**Task instructions:** Using the listing beneath this task, count the lines with the word "HEAD" and write only the result.

**Stored data:**
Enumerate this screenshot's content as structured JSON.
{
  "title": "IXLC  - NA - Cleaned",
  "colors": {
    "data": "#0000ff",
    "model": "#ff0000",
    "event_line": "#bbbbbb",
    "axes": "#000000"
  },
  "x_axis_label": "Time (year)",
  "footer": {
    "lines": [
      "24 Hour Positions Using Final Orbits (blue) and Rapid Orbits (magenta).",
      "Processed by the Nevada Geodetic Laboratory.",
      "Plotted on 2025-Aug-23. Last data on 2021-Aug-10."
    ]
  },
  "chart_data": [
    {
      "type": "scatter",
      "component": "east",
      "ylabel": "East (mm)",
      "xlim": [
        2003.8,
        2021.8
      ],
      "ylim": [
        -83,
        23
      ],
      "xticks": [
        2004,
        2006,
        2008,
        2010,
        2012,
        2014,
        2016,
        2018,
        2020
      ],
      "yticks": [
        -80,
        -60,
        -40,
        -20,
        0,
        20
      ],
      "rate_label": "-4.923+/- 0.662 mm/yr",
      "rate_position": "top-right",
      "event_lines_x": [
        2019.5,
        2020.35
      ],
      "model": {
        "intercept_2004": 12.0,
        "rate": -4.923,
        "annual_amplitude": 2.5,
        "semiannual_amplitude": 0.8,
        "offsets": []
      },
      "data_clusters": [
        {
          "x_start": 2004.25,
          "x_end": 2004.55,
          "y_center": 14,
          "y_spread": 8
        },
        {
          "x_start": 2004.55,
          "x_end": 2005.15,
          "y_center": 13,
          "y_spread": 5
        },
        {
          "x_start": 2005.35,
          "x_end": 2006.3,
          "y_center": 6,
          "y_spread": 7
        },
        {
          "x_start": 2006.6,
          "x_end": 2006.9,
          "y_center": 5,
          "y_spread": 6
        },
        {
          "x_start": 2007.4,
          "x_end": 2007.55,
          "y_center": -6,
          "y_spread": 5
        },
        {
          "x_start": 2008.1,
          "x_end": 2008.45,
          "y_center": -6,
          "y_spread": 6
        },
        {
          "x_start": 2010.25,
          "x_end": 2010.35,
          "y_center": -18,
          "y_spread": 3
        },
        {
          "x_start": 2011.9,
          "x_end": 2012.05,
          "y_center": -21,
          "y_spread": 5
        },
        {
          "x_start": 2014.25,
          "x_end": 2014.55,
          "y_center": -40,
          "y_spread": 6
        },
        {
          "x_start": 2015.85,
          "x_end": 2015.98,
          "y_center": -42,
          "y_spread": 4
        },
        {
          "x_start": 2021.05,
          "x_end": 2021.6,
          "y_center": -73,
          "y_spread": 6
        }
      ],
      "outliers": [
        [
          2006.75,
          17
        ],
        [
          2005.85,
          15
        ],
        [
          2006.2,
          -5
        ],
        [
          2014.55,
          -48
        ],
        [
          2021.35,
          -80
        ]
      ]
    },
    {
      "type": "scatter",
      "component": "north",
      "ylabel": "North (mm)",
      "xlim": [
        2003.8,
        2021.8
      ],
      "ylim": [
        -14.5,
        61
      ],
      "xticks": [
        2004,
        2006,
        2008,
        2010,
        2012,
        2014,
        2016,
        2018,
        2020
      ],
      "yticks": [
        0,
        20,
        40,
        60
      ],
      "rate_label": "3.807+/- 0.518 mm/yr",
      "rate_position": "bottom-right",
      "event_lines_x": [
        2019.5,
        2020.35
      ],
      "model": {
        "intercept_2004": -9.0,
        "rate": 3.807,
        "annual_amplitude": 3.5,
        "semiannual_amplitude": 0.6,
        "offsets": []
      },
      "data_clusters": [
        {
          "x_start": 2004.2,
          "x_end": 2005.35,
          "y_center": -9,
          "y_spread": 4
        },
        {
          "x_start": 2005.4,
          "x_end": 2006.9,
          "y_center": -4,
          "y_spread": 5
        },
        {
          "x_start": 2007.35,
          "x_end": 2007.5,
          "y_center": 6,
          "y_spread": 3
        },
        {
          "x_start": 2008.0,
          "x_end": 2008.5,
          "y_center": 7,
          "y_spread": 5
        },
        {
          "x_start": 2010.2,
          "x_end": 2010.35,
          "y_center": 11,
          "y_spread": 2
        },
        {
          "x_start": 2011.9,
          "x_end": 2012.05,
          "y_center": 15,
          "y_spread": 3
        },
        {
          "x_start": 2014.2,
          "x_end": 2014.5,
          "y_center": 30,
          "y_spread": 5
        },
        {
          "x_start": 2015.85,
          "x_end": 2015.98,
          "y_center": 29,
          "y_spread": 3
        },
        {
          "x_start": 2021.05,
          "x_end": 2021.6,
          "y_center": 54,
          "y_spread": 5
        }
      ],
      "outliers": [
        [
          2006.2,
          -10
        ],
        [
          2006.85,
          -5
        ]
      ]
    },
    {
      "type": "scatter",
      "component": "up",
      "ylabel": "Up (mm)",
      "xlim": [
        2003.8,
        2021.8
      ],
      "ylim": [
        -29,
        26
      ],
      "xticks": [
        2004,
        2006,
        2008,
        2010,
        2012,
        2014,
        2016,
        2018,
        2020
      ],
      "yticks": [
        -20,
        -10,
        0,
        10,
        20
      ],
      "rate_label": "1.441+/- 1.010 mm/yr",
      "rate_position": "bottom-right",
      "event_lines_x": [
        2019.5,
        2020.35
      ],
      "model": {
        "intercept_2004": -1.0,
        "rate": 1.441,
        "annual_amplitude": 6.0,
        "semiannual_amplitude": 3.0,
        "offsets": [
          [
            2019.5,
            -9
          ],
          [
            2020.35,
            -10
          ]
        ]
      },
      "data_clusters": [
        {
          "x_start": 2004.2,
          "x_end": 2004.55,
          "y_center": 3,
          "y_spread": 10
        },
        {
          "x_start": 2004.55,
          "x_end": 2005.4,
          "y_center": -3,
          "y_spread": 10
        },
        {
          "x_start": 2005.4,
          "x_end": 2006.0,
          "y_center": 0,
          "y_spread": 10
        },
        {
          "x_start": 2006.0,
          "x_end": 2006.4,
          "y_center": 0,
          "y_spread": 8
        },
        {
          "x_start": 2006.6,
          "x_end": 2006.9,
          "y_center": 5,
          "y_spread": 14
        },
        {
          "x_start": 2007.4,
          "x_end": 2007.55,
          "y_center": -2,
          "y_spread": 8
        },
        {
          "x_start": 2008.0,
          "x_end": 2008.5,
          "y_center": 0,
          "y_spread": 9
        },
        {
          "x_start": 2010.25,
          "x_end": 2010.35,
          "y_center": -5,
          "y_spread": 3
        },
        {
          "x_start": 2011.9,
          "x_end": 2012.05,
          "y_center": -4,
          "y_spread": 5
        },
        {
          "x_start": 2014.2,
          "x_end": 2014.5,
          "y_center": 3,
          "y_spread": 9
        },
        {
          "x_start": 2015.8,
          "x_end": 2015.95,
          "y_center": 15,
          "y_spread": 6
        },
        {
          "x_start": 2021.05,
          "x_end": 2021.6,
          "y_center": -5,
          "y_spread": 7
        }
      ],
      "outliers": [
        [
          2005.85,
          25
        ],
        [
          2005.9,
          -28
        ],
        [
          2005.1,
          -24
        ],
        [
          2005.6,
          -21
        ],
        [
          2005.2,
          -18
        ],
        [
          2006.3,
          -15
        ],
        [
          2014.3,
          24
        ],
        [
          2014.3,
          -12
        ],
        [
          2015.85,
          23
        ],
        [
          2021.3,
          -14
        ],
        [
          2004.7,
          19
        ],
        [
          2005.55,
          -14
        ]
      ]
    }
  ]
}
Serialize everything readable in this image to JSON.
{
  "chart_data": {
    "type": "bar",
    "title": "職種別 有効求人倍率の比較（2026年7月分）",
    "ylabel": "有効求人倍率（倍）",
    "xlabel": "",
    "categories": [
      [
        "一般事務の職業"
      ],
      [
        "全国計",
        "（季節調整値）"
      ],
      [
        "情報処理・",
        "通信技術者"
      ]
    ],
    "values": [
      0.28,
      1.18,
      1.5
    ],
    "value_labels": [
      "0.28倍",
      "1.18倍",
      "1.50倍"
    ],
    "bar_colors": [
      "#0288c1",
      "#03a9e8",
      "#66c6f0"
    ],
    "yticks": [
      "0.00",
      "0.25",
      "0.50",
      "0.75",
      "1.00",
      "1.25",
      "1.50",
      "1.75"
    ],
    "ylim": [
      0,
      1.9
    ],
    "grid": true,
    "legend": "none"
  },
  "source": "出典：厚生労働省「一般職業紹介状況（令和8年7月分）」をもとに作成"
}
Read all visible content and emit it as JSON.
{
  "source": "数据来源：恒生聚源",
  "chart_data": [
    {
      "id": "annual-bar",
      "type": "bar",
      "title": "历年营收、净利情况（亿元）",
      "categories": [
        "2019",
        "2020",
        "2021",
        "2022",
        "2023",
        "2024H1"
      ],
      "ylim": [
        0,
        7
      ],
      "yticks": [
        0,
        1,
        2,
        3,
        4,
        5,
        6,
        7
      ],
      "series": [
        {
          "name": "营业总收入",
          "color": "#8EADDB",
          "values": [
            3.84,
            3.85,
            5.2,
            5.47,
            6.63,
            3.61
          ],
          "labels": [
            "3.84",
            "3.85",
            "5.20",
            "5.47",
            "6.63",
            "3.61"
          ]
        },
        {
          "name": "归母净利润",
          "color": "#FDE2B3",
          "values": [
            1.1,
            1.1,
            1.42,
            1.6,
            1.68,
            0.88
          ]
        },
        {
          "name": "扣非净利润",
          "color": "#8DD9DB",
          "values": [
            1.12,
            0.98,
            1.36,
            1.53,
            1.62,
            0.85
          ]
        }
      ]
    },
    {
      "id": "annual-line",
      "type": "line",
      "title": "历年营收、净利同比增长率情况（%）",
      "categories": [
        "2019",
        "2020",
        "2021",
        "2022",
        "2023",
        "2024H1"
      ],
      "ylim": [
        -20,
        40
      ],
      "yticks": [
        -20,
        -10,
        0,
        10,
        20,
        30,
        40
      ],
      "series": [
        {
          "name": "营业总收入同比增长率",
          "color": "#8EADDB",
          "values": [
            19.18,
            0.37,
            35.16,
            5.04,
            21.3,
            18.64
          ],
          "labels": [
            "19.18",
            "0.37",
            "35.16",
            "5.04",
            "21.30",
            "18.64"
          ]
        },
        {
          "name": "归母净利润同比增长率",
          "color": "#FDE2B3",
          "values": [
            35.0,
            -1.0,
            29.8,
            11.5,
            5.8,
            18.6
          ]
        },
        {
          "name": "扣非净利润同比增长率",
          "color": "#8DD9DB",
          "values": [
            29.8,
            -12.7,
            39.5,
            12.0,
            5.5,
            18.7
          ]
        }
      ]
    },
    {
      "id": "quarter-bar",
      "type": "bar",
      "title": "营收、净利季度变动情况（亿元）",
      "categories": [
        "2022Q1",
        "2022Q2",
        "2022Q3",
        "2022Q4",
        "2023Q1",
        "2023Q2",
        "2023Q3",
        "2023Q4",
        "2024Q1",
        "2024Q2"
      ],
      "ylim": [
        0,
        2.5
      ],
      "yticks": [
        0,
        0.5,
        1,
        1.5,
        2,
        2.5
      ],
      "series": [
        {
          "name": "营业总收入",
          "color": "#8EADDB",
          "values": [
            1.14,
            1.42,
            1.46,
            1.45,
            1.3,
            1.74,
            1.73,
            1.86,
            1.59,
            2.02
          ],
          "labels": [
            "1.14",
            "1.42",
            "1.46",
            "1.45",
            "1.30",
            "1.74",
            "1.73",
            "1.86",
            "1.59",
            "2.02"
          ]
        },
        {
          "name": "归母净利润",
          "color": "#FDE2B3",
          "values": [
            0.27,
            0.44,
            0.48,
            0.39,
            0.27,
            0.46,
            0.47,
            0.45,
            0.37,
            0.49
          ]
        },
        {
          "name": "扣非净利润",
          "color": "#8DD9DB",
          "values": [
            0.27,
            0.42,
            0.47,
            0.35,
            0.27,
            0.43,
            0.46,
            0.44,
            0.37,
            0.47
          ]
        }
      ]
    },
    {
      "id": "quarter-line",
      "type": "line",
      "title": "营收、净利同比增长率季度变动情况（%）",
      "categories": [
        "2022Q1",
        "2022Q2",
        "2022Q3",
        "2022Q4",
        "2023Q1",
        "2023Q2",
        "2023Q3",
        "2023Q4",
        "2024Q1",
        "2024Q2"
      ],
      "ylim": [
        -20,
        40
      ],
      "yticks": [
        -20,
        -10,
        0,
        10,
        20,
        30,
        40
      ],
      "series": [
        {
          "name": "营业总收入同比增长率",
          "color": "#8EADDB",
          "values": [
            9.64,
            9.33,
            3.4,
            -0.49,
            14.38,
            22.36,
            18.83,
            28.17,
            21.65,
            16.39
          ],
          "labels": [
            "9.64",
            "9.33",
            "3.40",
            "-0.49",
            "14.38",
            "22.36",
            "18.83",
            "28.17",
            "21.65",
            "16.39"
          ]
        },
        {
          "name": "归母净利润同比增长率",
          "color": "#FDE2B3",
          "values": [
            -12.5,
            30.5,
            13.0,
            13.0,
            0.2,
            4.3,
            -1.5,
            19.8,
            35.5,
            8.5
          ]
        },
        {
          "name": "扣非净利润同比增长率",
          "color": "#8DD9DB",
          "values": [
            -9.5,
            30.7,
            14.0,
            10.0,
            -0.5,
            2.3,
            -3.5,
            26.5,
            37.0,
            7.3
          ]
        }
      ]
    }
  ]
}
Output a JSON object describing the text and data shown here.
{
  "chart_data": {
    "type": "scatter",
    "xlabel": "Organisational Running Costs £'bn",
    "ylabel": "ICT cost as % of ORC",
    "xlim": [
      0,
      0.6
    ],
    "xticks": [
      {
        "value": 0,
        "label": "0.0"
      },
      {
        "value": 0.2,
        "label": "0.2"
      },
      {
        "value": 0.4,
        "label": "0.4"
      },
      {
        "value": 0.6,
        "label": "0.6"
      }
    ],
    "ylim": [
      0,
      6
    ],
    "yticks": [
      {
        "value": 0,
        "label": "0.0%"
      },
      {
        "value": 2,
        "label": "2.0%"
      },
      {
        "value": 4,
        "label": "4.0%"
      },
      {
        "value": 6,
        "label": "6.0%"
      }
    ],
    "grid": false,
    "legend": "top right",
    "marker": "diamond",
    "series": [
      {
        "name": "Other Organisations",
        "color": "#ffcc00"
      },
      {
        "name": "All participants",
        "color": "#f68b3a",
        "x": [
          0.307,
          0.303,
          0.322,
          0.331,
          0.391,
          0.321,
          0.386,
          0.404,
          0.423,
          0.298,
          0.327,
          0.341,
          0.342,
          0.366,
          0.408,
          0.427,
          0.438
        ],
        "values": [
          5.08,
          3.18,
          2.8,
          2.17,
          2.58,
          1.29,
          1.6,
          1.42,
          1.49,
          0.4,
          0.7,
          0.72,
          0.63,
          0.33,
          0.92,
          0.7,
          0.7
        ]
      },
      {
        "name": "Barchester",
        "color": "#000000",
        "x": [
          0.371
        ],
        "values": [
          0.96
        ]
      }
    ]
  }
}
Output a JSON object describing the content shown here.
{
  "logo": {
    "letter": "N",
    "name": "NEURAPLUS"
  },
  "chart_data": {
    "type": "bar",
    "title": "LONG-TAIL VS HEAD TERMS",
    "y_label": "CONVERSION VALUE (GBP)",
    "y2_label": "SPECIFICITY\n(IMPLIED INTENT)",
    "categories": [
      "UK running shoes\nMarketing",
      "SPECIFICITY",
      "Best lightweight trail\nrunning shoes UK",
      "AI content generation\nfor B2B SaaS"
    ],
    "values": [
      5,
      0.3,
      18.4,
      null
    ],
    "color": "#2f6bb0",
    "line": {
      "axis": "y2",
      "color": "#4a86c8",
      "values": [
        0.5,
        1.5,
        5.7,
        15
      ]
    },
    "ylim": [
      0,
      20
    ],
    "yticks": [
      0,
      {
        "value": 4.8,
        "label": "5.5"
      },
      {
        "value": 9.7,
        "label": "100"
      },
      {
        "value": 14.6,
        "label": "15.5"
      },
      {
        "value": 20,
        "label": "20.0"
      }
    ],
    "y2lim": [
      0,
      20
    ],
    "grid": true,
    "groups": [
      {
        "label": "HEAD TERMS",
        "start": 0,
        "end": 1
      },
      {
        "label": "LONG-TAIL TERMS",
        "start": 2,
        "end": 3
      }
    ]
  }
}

**Solution to this problem:** 2